§ STATED TASK:
Go through the entries below and copy each line containing the word "wave".
==== DATA SHOWN
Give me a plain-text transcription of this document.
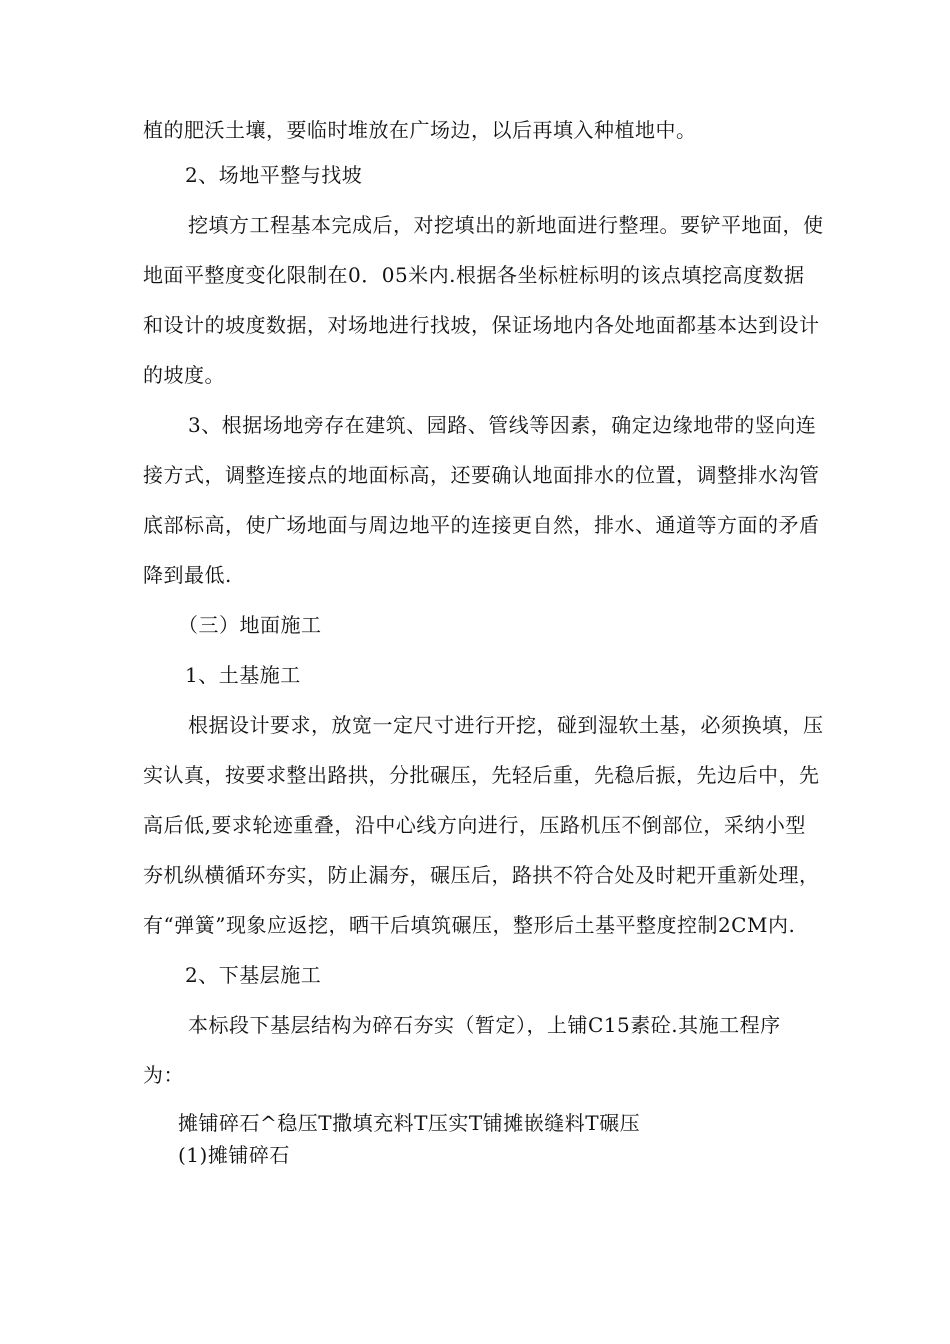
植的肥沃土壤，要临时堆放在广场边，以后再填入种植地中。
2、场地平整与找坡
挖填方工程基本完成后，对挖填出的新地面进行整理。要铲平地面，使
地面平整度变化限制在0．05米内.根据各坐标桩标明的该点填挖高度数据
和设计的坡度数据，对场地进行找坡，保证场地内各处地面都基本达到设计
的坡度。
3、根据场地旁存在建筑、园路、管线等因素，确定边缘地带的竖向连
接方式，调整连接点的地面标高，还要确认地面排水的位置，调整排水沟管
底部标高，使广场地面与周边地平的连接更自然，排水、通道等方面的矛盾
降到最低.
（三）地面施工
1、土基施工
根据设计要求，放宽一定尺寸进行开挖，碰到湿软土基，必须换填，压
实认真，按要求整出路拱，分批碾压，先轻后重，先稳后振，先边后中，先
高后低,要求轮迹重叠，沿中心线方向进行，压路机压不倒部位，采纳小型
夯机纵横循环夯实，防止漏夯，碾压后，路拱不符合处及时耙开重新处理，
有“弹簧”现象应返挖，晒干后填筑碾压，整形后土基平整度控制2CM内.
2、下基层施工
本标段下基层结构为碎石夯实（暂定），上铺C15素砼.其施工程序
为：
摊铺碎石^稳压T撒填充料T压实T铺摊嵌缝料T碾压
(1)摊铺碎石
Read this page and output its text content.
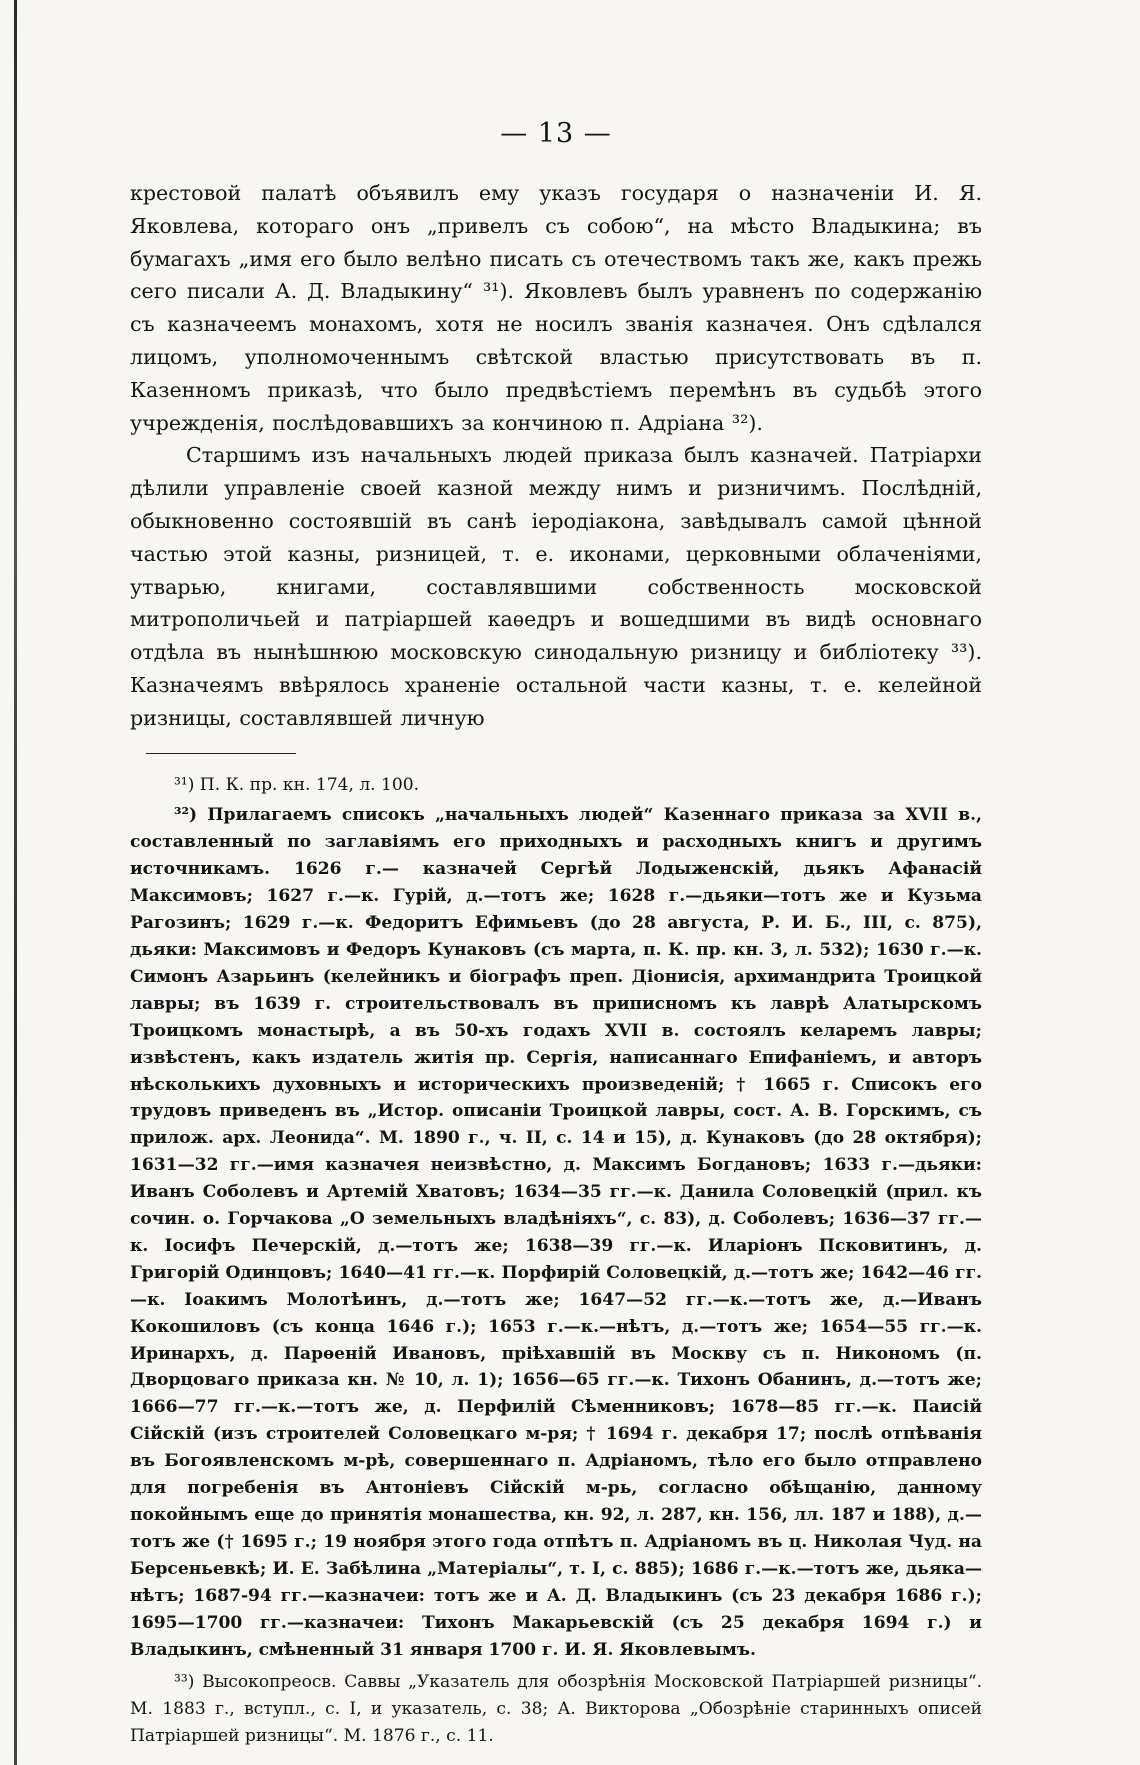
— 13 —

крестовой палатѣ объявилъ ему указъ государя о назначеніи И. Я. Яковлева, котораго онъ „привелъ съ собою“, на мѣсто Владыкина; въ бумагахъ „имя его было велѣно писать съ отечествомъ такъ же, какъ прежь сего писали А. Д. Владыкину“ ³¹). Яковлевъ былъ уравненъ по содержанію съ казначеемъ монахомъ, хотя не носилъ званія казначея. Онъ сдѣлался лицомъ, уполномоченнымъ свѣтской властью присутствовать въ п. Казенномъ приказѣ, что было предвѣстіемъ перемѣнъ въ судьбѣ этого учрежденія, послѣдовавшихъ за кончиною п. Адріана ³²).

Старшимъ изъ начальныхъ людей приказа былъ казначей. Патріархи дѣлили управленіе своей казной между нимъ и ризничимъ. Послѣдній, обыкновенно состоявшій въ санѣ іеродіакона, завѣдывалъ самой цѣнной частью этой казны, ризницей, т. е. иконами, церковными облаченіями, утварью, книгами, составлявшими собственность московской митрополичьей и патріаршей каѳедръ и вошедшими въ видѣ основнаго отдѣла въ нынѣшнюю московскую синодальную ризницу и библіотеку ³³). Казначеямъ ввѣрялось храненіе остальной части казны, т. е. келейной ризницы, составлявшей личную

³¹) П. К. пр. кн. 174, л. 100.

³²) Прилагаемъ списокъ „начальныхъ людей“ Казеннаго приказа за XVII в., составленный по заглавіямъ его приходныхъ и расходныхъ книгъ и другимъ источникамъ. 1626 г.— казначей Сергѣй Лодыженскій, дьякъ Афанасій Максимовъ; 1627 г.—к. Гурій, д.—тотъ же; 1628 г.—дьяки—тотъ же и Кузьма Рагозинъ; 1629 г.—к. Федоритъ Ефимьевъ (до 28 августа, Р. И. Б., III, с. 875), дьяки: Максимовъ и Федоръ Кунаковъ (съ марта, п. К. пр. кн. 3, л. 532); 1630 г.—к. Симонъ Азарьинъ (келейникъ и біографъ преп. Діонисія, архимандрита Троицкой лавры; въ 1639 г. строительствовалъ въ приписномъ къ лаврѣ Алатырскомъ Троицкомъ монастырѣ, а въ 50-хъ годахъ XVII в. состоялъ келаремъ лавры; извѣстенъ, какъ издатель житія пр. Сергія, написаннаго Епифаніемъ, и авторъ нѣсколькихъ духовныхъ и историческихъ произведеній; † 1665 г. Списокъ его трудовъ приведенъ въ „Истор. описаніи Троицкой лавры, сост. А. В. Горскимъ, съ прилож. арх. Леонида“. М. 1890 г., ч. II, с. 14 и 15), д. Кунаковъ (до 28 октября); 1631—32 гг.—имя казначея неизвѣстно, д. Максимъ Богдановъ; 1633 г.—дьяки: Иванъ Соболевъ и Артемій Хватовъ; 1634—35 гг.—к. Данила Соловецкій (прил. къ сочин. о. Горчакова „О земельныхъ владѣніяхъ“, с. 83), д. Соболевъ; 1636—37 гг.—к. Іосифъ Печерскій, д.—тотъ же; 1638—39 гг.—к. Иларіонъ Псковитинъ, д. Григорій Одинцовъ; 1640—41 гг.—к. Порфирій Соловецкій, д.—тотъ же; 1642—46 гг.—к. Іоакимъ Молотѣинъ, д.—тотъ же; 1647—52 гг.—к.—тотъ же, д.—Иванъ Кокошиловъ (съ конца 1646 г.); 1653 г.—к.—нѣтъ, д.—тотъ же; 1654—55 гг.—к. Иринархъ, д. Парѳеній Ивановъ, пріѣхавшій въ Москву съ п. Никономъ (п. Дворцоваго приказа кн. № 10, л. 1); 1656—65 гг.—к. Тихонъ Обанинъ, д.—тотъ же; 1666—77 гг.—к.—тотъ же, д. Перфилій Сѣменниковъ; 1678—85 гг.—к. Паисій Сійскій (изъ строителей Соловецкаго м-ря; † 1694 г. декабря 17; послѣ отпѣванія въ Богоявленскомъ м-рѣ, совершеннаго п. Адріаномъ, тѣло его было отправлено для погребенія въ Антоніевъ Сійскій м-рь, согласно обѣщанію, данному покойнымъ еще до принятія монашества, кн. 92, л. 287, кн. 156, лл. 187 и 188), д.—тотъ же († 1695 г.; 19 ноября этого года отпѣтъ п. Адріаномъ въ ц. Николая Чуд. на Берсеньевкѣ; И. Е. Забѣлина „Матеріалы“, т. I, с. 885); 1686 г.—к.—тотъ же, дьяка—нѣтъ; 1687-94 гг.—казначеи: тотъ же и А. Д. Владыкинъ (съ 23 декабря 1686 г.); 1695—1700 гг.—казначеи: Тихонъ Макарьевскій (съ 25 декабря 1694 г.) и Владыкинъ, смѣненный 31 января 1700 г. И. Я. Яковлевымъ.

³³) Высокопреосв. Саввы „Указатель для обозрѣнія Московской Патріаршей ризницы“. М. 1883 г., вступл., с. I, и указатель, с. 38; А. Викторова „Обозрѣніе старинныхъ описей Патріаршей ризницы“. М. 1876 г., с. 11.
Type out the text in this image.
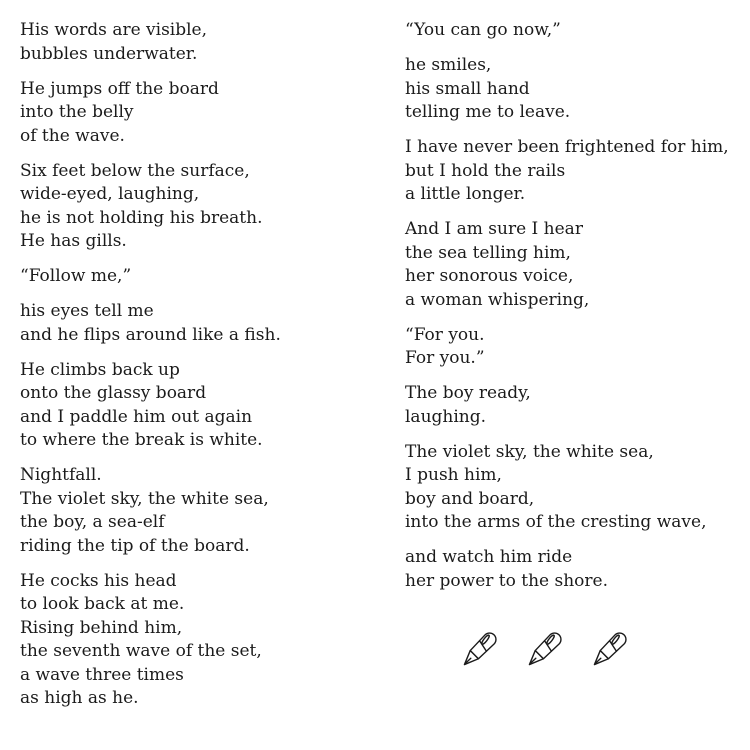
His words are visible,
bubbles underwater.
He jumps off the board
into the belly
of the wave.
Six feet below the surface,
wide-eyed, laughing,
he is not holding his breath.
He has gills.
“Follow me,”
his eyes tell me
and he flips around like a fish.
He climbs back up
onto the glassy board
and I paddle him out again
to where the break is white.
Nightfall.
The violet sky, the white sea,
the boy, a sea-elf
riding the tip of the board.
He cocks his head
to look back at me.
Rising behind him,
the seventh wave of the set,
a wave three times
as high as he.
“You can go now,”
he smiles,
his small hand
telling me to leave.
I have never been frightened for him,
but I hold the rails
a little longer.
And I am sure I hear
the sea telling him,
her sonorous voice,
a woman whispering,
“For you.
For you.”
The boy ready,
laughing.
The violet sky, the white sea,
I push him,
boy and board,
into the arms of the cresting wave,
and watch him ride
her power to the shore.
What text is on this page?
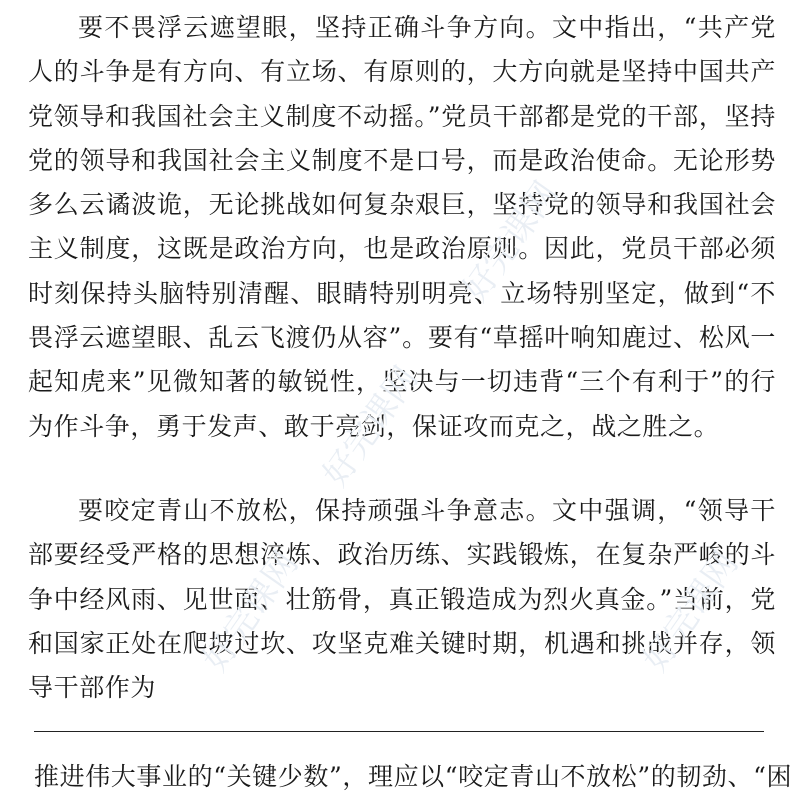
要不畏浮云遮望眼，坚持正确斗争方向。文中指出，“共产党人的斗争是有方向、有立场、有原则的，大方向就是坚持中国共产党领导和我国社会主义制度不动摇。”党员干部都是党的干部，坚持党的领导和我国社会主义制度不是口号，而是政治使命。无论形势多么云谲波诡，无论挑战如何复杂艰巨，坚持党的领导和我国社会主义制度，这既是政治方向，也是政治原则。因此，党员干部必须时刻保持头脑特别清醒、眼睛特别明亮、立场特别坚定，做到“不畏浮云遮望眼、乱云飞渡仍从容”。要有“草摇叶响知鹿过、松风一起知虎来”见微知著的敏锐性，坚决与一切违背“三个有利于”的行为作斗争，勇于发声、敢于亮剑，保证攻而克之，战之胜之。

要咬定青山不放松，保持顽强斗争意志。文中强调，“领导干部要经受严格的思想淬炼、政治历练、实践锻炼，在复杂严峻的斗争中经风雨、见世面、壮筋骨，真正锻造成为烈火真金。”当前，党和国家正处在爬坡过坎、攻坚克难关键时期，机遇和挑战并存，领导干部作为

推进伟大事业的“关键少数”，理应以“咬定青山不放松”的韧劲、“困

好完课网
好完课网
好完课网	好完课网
========
§ TASK ANSWER:
of the wave.
the seventh wave of the set,
a wave three times
into the arms of the cresting wave,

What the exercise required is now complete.